*MATERIAL FOR THE TASK*.
+++++

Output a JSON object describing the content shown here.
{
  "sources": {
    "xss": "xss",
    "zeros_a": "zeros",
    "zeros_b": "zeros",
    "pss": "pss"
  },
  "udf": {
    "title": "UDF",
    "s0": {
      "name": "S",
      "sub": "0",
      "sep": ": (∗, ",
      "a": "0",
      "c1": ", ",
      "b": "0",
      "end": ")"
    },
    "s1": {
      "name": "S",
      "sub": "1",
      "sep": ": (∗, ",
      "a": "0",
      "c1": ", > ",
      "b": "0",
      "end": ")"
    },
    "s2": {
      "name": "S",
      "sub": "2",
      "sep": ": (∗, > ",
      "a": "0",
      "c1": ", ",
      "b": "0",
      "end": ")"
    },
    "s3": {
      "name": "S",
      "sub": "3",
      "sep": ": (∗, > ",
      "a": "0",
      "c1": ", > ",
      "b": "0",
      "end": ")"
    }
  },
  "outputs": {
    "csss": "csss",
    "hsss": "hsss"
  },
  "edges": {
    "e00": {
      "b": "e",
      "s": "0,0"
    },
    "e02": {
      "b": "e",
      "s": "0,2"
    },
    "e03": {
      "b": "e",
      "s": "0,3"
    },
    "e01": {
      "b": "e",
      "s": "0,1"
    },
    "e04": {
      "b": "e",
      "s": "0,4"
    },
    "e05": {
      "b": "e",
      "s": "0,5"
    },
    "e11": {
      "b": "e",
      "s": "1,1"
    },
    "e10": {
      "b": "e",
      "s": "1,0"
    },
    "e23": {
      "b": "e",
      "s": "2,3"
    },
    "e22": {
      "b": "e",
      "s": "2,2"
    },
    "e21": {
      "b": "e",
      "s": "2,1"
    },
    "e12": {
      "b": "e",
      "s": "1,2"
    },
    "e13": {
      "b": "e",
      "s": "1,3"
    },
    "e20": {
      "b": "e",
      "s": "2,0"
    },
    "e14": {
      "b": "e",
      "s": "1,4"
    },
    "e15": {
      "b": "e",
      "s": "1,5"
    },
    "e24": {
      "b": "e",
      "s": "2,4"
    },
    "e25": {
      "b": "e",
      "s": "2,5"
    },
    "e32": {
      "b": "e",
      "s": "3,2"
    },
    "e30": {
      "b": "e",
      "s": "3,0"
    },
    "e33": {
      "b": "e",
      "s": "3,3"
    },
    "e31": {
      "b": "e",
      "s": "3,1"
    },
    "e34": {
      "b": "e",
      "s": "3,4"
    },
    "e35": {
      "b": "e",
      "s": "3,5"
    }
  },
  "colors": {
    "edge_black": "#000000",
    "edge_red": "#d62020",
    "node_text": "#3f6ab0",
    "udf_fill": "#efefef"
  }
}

+++++

Quote the data in full, keeping each word unchanged.

Output a JSON object describing the content shown here.
{
  "sources": {
    "xss": "xss",
    "zeros_a": "zeros",
    "zeros_b": "zeros",
    "pss": "pss"
  },
  "udf": {
    "title": "UDF",
    "s0": {
      "name": "S",
      "sub": "0",
      "sep": ": (∗, ",
      "a": "0",
      "c1": ", ",
      "b": "0",
      "end": ")"
    },
    "s1": {
      "name": "S",
      "sub": "1",
      "sep": ": (∗, ",
      "a": "0",
      "c1": ", > ",
      "b": "0",
      "end": ")"
    },
    "s2": {
      "name": "S",
      "sub": "2",
      "sep": ": (∗, > ",
      "a": "0",
      "c1": ", ",
      "b": "0",
      "end": ")"
    },
    "s3": {
      "name": "S",
      "sub": "3",
      "sep": ": (∗, > ",
      "a": "0",
      "c1": ", > ",
      "b": "0",
      "end": ")"
    }
  },
  "outputs": {
    "csss": "csss",
    "hsss": "hsss"
  },
  "edges": {
    "e00": {
      "b": "e",
      "s": "0,0"
    },
    "e02": {
      "b": "e",
      "s": "0,2"
    },
    "e03": {
      "b": "e",
      "s": "0,3"
    },
    "e01": {
      "b": "e",
      "s": "0,1"
    },
    "e04": {
      "b": "e",
      "s": "0,4"
    },
    "e05": {
      "b": "e",
      "s": "0,5"
    },
    "e11": {
      "b": "e",
      "s": "1,1"
    },
    "e10": {
      "b": "e",
      "s": "1,0"
    },
    "e23": {
      "b": "e",
      "s": "2,3"
    },
    "e22": {
      "b": "e",
      "s": "2,2"
    },
    "e21": {
      "b": "e",
      "s": "2,1"
    },
    "e12": {
      "b": "e",
      "s": "1,2"
    },
    "e13": {
      "b": "e",
      "s": "1,3"
    },
    "e20": {
      "b": "e",
      "s": "2,0"
    },
    "e14": {
      "b": "e",
      "s": "1,4"
    },
    "e15": {
      "b": "e",
      "s": "1,5"
    },
    "e24": {
      "b": "e",
      "s": "2,4"
    },
    "e25": {
      "b": "e",
      "s": "2,5"
    },
    "e32": {
      "b": "e",
      "s": "3,2"
    },
    "e30": {
      "b": "e",
      "s": "3,0"
    },
    "e33": {
      "b": "e",
      "s": "3,3"
    },
    "e31": {
      "b": "e",
      "s": "3,1"
    },
    "e34": {
      "b": "e",
      "s": "3,4"
    },
    "e35": {
      "b": "e",
      "s": "3,5"
    }
  },
  "colors": {
    "edge_black": "#000000",
    "edge_red": "#d62020",
    "node_text": "#3f6ab0",
    "udf_fill": "#efefef"
  }
}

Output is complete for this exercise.